■ **Task**:
Find the line that contains "Give me the". Output it and every line after it to the end of the records, exactly as they appear.

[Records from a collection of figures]

********

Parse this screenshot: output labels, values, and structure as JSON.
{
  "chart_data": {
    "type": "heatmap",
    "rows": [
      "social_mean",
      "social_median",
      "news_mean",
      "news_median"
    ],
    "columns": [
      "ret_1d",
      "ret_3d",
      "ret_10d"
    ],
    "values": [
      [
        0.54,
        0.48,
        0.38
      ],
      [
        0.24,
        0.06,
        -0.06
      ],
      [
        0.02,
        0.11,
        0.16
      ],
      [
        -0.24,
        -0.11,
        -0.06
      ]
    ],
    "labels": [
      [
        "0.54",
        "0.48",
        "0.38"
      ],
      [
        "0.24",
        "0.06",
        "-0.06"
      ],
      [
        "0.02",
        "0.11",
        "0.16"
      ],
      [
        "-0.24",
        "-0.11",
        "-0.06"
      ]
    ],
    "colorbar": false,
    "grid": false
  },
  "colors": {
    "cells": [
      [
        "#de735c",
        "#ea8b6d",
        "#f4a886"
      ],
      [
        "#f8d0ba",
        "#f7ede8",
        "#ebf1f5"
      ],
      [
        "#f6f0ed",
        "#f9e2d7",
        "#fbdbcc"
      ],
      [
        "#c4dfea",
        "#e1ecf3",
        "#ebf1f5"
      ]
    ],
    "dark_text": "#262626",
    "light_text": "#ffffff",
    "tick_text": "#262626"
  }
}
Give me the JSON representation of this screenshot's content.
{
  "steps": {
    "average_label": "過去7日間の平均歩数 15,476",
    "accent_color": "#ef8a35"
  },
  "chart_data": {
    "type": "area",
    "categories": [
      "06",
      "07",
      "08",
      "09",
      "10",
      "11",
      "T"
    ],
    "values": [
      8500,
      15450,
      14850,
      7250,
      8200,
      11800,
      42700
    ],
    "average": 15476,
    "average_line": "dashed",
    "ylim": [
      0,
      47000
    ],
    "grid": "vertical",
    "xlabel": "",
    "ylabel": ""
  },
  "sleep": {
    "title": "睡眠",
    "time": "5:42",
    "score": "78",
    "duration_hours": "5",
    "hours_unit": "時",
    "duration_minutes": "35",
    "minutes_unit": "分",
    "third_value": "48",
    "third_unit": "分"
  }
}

********

■ **Written solution**:
Give me the JSON representation of this screenshot's content.
{
  "steps": {
    "average_label": "過去7日間の平均歩数 15,476",
    "accent_color": "#ef8a35"
  },
  "chart_data": {
    "type": "area",
    "categories": [
      "06",
      "07",
      "08",
      "09",
      "10",
      "11",
      "T"
    ],
    "values": [
      8500,
      15450,
      14850,
      7250,
      8200,
      11800,
      42700
    ],
    "average": 15476,
    "average_line": "dashed",
    "ylim": [
      0,
      47000
    ],
    "grid": "vertical",
    "xlabel": "",
    "ylabel": ""
  },
  "sleep": {
    "title": "睡眠",
    "time": "5:42",
    "score": "78",
    "duration_hours": "5",
    "hours_unit": "時",
    "duration_minutes": "35",
    "minutes_unit": "分",
    "third_value": "48",
    "third_unit": "分"
  }
}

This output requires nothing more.